**EXERCISE DETAILS:** In the entries, find all lines that hold the word "TRANSPORTES" and copy them.

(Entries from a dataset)
_ _ _ _ _

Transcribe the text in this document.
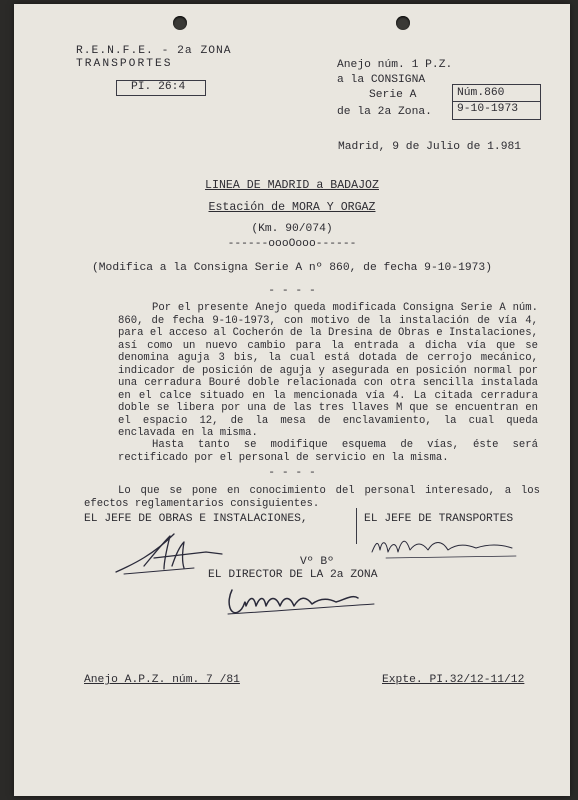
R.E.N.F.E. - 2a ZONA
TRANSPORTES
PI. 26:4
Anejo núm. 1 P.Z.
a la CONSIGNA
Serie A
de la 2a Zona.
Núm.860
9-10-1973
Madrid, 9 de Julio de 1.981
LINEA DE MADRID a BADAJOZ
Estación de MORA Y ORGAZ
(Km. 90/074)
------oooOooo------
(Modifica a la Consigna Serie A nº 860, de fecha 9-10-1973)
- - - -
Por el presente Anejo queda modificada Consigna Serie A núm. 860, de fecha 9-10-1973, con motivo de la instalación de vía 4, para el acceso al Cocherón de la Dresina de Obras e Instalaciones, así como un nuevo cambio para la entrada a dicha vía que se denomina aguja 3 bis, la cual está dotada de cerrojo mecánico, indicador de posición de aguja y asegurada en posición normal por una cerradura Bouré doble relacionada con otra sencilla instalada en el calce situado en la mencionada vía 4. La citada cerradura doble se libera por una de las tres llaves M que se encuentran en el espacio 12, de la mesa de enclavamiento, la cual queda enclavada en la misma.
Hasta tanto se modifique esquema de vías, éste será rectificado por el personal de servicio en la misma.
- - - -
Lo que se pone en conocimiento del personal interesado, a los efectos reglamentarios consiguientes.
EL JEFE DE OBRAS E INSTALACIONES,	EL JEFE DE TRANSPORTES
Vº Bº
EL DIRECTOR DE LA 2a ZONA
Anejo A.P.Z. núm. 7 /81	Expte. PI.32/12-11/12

_ _ _ _ _

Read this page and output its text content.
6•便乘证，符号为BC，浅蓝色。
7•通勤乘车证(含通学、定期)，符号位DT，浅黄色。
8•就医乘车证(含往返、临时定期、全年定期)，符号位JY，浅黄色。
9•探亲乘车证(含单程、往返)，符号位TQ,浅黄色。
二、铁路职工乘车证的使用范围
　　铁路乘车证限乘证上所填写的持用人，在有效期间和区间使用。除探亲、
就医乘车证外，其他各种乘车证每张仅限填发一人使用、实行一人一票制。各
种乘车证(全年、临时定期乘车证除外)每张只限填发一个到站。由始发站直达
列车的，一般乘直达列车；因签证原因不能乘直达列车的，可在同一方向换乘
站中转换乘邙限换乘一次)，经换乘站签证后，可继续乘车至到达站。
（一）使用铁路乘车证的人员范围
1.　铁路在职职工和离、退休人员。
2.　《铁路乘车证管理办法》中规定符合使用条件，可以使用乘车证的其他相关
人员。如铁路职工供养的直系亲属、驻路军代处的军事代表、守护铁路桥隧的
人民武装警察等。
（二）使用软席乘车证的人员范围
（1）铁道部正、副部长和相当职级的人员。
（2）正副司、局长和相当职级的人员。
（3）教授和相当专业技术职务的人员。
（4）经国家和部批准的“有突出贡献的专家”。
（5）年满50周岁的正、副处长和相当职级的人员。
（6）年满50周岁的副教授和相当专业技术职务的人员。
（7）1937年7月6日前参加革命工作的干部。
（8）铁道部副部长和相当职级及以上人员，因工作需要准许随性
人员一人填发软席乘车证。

_ _ _ _ _

**TASK RESULT:**
TRANSPORTES
EL JEFE DE OBRAS E INSTALACIONES,	EL JEFE DE TRANSPORTES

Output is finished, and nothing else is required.